#### THE DATA
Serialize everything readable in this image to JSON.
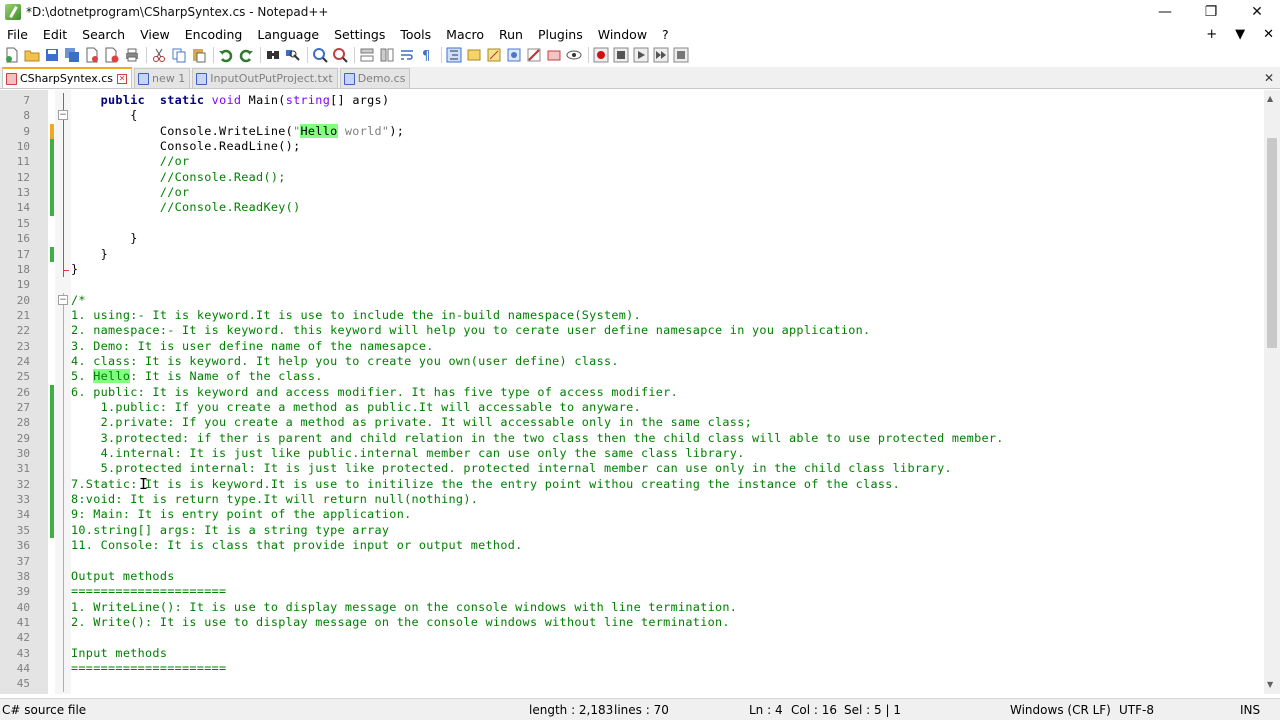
{
  "window": {
    "title": "*D:\\dotnetprogram\\CSharpSyntex.cs - Notepad++",
    "controls": {
      "minimize": "—",
      "maximize": "❐",
      "close": "✕"
    }
  },
  "menu": {
    "items": [
      "File",
      "Edit",
      "Search",
      "View",
      "Encoding",
      "Language",
      "Settings",
      "Tools",
      "Macro",
      "Run",
      "Plugins",
      "Window",
      "?"
    ],
    "right": {
      "plus": "+",
      "dropdown": "▼",
      "close": "✕"
    }
  },
  "toolbar": {
    "icons": [
      "new-file-icon",
      "open-file-icon",
      "save-icon",
      "save-all-icon",
      "close-icon",
      "close-all-icon",
      "print-icon",
      "cut-icon",
      "copy-icon",
      "paste-icon",
      "undo-icon",
      "redo-icon",
      "find-icon",
      "replace-icon",
      "zoom-in-icon",
      "zoom-out-icon",
      "sync-vertical-icon",
      "sync-horizontal-icon",
      "word-wrap-icon",
      "show-all-chars-icon",
      "indent-guide-icon",
      "doc-map-icon",
      "function-list-icon",
      "folder-as-workspace-icon",
      "monitoring-icon",
      "record-macro-icon",
      "stop-macro-icon",
      "play-macro-icon",
      "run-macro-multiple-icon",
      "save-macro-icon"
    ]
  },
  "tabs": [
    {
      "label": "CSharpSyntex.cs",
      "active": true,
      "icon_color": "#d04040"
    },
    {
      "label": "new 1",
      "active": false,
      "icon_color": "#4060c0"
    },
    {
      "label": "InputOutPutProject.txt",
      "active": false,
      "icon_color": "#4060c0"
    },
    {
      "label": "Demo.cs",
      "active": false,
      "icon_color": "#4060c0"
    }
  ],
  "tab_close_all": "✕",
  "editor": {
    "lines": [
      {
        "n": "7",
        "segs": [
          [
            "",
            "    "
          ],
          [
            "kw",
            "public"
          ],
          [
            "",
            "  "
          ],
          [
            "kw",
            "static"
          ],
          [
            "",
            " "
          ],
          [
            "kt",
            "void"
          ],
          [
            "",
            " Main("
          ],
          [
            "kt",
            "string"
          ],
          [
            "",
            "[] args)"
          ]
        ]
      },
      {
        "n": "8",
        "segs": [
          [
            "",
            "        {"
          ]
        ]
      },
      {
        "n": "9",
        "segs": [
          [
            "",
            "            Console.WriteLine("
          ],
          [
            "str",
            "\""
          ],
          [
            "hl",
            "Hello"
          ],
          [
            "str",
            " world\""
          ],
          [
            "",
            ");"
          ]
        ]
      },
      {
        "n": "10",
        "segs": [
          [
            "",
            "            Console.ReadLine();"
          ]
        ]
      },
      {
        "n": "11",
        "segs": [
          [
            "",
            "            "
          ],
          [
            "cm",
            "//or"
          ]
        ]
      },
      {
        "n": "12",
        "segs": [
          [
            "",
            "            "
          ],
          [
            "cm",
            "//Console.Read();"
          ]
        ]
      },
      {
        "n": "13",
        "segs": [
          [
            "",
            "            "
          ],
          [
            "cm",
            "//or"
          ]
        ]
      },
      {
        "n": "14",
        "segs": [
          [
            "",
            "            "
          ],
          [
            "cm",
            "//Console.ReadKey()"
          ]
        ]
      },
      {
        "n": "15",
        "segs": [
          [
            "",
            ""
          ]
        ]
      },
      {
        "n": "16",
        "segs": [
          [
            "",
            "        }"
          ]
        ]
      },
      {
        "n": "17",
        "segs": [
          [
            "",
            "    }"
          ]
        ]
      },
      {
        "n": "18",
        "segs": [
          [
            "",
            "}"
          ]
        ]
      },
      {
        "n": "19",
        "segs": [
          [
            "",
            ""
          ]
        ]
      },
      {
        "n": "20",
        "segs": [
          [
            "cm",
            "/*"
          ]
        ]
      },
      {
        "n": "21",
        "segs": [
          [
            "cm",
            "1. using:- It is keyword.It is use to include the in-build namespace(System)."
          ]
        ]
      },
      {
        "n": "22",
        "segs": [
          [
            "cm",
            "2. namespace:- It is keyword. this keyword will help you to cerate user define namesapce in you application."
          ]
        ]
      },
      {
        "n": "23",
        "segs": [
          [
            "cm",
            "3. Demo: It is user define name of the namesapce."
          ]
        ]
      },
      {
        "n": "24",
        "segs": [
          [
            "cm",
            "4. class: It is keyword. It help you to create you own(user define) class."
          ]
        ]
      },
      {
        "n": "25",
        "segs": [
          [
            "cm",
            "5. "
          ],
          [
            "hl cm",
            "Hello"
          ],
          [
            "cm",
            ": It is Name of the class."
          ]
        ]
      },
      {
        "n": "26",
        "segs": [
          [
            "cm",
            "6. public: It is keyword and access modifier. It has five type of access modifier."
          ]
        ]
      },
      {
        "n": "27",
        "segs": [
          [
            "cm",
            "    1.public: If you create a method as public.It will accessable to anyware."
          ]
        ]
      },
      {
        "n": "28",
        "segs": [
          [
            "cm",
            "    2.private: If you create a method as private. It will accessable only in the same class;"
          ]
        ]
      },
      {
        "n": "29",
        "segs": [
          [
            "cm",
            "    3.protected: if ther is parent and child relation in the two class then the child class will able to use protected member."
          ]
        ]
      },
      {
        "n": "30",
        "segs": [
          [
            "cm",
            "    4.internal: It is just like public.internal member can use only the same class library."
          ]
        ]
      },
      {
        "n": "31",
        "segs": [
          [
            "cm",
            "    5.protected internal: It is just like protected. protected internal member can use only in the child class library."
          ]
        ]
      },
      {
        "n": "32",
        "segs": [
          [
            "cm",
            "7.Static: It is is keyword.It is use to initilize the the entry point withou creating the instance of the class."
          ]
        ]
      },
      {
        "n": "33",
        "segs": [
          [
            "cm",
            "8:void: It is return type.It will return null(nothing)."
          ]
        ]
      },
      {
        "n": "34",
        "segs": [
          [
            "cm",
            "9: Main: It is entry point of the application."
          ]
        ]
      },
      {
        "n": "35",
        "segs": [
          [
            "cm",
            "10.string[] args: It is a string type array"
          ]
        ]
      },
      {
        "n": "36",
        "segs": [
          [
            "cm",
            "11. Console: It is class that provide input or output method."
          ]
        ]
      },
      {
        "n": "37",
        "segs": [
          [
            "cm",
            ""
          ]
        ]
      },
      {
        "n": "38",
        "segs": [
          [
            "cm",
            "Output methods"
          ]
        ]
      },
      {
        "n": "39",
        "segs": [
          [
            "cm",
            "====================="
          ]
        ]
      },
      {
        "n": "40",
        "segs": [
          [
            "cm",
            "1. WriteLine(): It is use to display message on the console windows with line termination."
          ]
        ]
      },
      {
        "n": "41",
        "segs": [
          [
            "cm",
            "2. Write(): It is use to display message on the console windows without line termination."
          ]
        ]
      },
      {
        "n": "42",
        "segs": [
          [
            "cm",
            ""
          ]
        ]
      },
      {
        "n": "43",
        "segs": [
          [
            "cm",
            "Input methods"
          ]
        ]
      },
      {
        "n": "44",
        "segs": [
          [
            "cm",
            "====================="
          ]
        ]
      },
      {
        "n": "45",
        "segs": [
          [
            "cm",
            ""
          ]
        ]
      }
    ]
  },
  "status": {
    "file_type": "C# source file",
    "length": "length : 2,183",
    "lines": "lines : 70",
    "ln": "Ln : 4",
    "col": "Col : 16",
    "sel": "Sel : 5 | 1",
    "eol": "Windows (CR LF)",
    "encoding": "UTF-8",
    "mode": "INS"
  }
}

#### TASK REQUIREMENTS
Every entry above is to be set down exactly; the pictures are to be left out.

#### FINISHED TASK
Serialize everything readable in this image to JSON.
{
  "window": {
    "title": "*D:\\dotnetprogram\\CSharpSyntex.cs - Notepad++",
    "controls": {
      "minimize": "—",
      "maximize": "❐",
      "close": "✕"
    }
  },
  "menu": {
    "items": [
      "File",
      "Edit",
      "Search",
      "View",
      "Encoding",
      "Language",
      "Settings",
      "Tools",
      "Macro",
      "Run",
      "Plugins",
      "Window",
      "?"
    ],
    "right": {
      "plus": "+",
      "dropdown": "▼",
      "close": "✕"
    }
  },
  "toolbar": {
    "icons": [
      "new-file-icon",
      "open-file-icon",
      "save-icon",
      "save-all-icon",
      "close-icon",
      "close-all-icon",
      "print-icon",
      "cut-icon",
      "copy-icon",
      "paste-icon",
      "undo-icon",
      "redo-icon",
      "find-icon",
      "replace-icon",
      "zoom-in-icon",
      "zoom-out-icon",
      "sync-vertical-icon",
      "sync-horizontal-icon",
      "word-wrap-icon",
      "show-all-chars-icon",
      "indent-guide-icon",
      "doc-map-icon",
      "function-list-icon",
      "folder-as-workspace-icon",
      "monitoring-icon",
      "record-macro-icon",
      "stop-macro-icon",
      "play-macro-icon",
      "run-macro-multiple-icon",
      "save-macro-icon"
    ]
  },
  "tabs": [
    {
      "label": "CSharpSyntex.cs",
      "active": true,
      "icon_color": "#d04040"
    },
    {
      "label": "new 1",
      "active": false,
      "icon_color": "#4060c0"
    },
    {
      "label": "InputOutPutProject.txt",
      "active": false,
      "icon_color": "#4060c0"
    },
    {
      "label": "Demo.cs",
      "active": false,
      "icon_color": "#4060c0"
    }
  ],
  "tab_close_all": "✕",
  "editor": {
    "lines": [
      {
        "n": "7",
        "segs": [
          [
            "",
            "    "
          ],
          [
            "kw",
            "public"
          ],
          [
            "",
            "  "
          ],
          [
            "kw",
            "static"
          ],
          [
            "",
            " "
          ],
          [
            "kt",
            "void"
          ],
          [
            "",
            " Main("
          ],
          [
            "kt",
            "string"
          ],
          [
            "",
            "[] args)"
          ]
        ]
      },
      {
        "n": "8",
        "segs": [
          [
            "",
            "        {"
          ]
        ]
      },
      {
        "n": "9",
        "segs": [
          [
            "",
            "            Console.WriteLine("
          ],
          [
            "str",
            "\""
          ],
          [
            "hl",
            "Hello"
          ],
          [
            "str",
            " world\""
          ],
          [
            "",
            ");"
          ]
        ]
      },
      {
        "n": "10",
        "segs": [
          [
            "",
            "            Console.ReadLine();"
          ]
        ]
      },
      {
        "n": "11",
        "segs": [
          [
            "",
            "            "
          ],
          [
            "cm",
            "//or"
          ]
        ]
      },
      {
        "n": "12",
        "segs": [
          [
            "",
            "            "
          ],
          [
            "cm",
            "//Console.Read();"
          ]
        ]
      },
      {
        "n": "13",
        "segs": [
          [
            "",
            "            "
          ],
          [
            "cm",
            "//or"
          ]
        ]
      },
      {
        "n": "14",
        "segs": [
          [
            "",
            "            "
          ],
          [
            "cm",
            "//Console.ReadKey()"
          ]
        ]
      },
      {
        "n": "15",
        "segs": [
          [
            "",
            ""
          ]
        ]
      },
      {
        "n": "16",
        "segs": [
          [
            "",
            "        }"
          ]
        ]
      },
      {
        "n": "17",
        "segs": [
          [
            "",
            "    }"
          ]
        ]
      },
      {
        "n": "18",
        "segs": [
          [
            "",
            "}"
          ]
        ]
      },
      {
        "n": "19",
        "segs": [
          [
            "",
            ""
          ]
        ]
      },
      {
        "n": "20",
        "segs": [
          [
            "cm",
            "/*"
          ]
        ]
      },
      {
        "n": "21",
        "segs": [
          [
            "cm",
            "1. using:- It is keyword.It is use to include the in-build namespace(System)."
          ]
        ]
      },
      {
        "n": "22",
        "segs": [
          [
            "cm",
            "2. namespace:- It is keyword. this keyword will help you to cerate user define namesapce in you application."
          ]
        ]
      },
      {
        "n": "23",
        "segs": [
          [
            "cm",
            "3. Demo: It is user define name of the namesapce."
          ]
        ]
      },
      {
        "n": "24",
        "segs": [
          [
            "cm",
            "4. class: It is keyword. It help you to create you own(user define) class."
          ]
        ]
      },
      {
        "n": "25",
        "segs": [
          [
            "cm",
            "5. "
          ],
          [
            "hl cm",
            "Hello"
          ],
          [
            "cm",
            ": It is Name of the class."
          ]
        ]
      },
      {
        "n": "26",
        "segs": [
          [
            "cm",
            "6. public: It is keyword and access modifier. It has five type of access modifier."
          ]
        ]
      },
      {
        "n": "27",
        "segs": [
          [
            "cm",
            "    1.public: If you create a method as public.It will accessable to anyware."
          ]
        ]
      },
      {
        "n": "28",
        "segs": [
          [
            "cm",
            "    2.private: If you create a method as private. It will accessable only in the same class;"
          ]
        ]
      },
      {
        "n": "29",
        "segs": [
          [
            "cm",
            "    3.protected: if ther is parent and child relation in the two class then the child class will able to use protected member."
          ]
        ]
      },
      {
        "n": "30",
        "segs": [
          [
            "cm",
            "    4.internal: It is just like public.internal member can use only the same class library."
          ]
        ]
      },
      {
        "n": "31",
        "segs": [
          [
            "cm",
            "    5.protected internal: It is just like protected. protected internal member can use only in the child class library."
          ]
        ]
      },
      {
        "n": "32",
        "segs": [
          [
            "cm",
            "7.Static: It is is keyword.It is use to initilize the the entry point withou creating the instance of the class."
          ]
        ]
      },
      {
        "n": "33",
        "segs": [
          [
            "cm",
            "8:void: It is return type.It will return null(nothing)."
          ]
        ]
      },
      {
        "n": "34",
        "segs": [
          [
            "cm",
            "9: Main: It is entry point of the application."
          ]
        ]
      },
      {
        "n": "35",
        "segs": [
          [
            "cm",
            "10.string[] args: It is a string type array"
          ]
        ]
      },
      {
        "n": "36",
        "segs": [
          [
            "cm",
            "11. Console: It is class that provide input or output method."
          ]
        ]
      },
      {
        "n": "37",
        "segs": [
          [
            "cm",
            ""
          ]
        ]
      },
      {
        "n": "38",
        "segs": [
          [
            "cm",
            "Output methods"
          ]
        ]
      },
      {
        "n": "39",
        "segs": [
          [
            "cm",
            "====================="
          ]
        ]
      },
      {
        "n": "40",
        "segs": [
          [
            "cm",
            "1. WriteLine(): It is use to display message on the console windows with line termination."
          ]
        ]
      },
      {
        "n": "41",
        "segs": [
          [
            "cm",
            "2. Write(): It is use to display message on the console windows without line termination."
          ]
        ]
      },
      {
        "n": "42",
        "segs": [
          [
            "cm",
            ""
          ]
        ]
      },
      {
        "n": "43",
        "segs": [
          [
            "cm",
            "Input methods"
          ]
        ]
      },
      {
        "n": "44",
        "segs": [
          [
            "cm",
            "====================="
          ]
        ]
      },
      {
        "n": "45",
        "segs": [
          [
            "cm",
            ""
          ]
        ]
      }
    ]
  },
  "status": {
    "file_type": "C# source file",
    "length": "length : 2,183",
    "lines": "lines : 70",
    "ln": "Ln : 4",
    "col": "Col : 16",
    "sel": "Sel : 5 | 1",
    "eol": "Windows (CR LF)",
    "encoding": "UTF-8",
    "mode": "INS"
  }
}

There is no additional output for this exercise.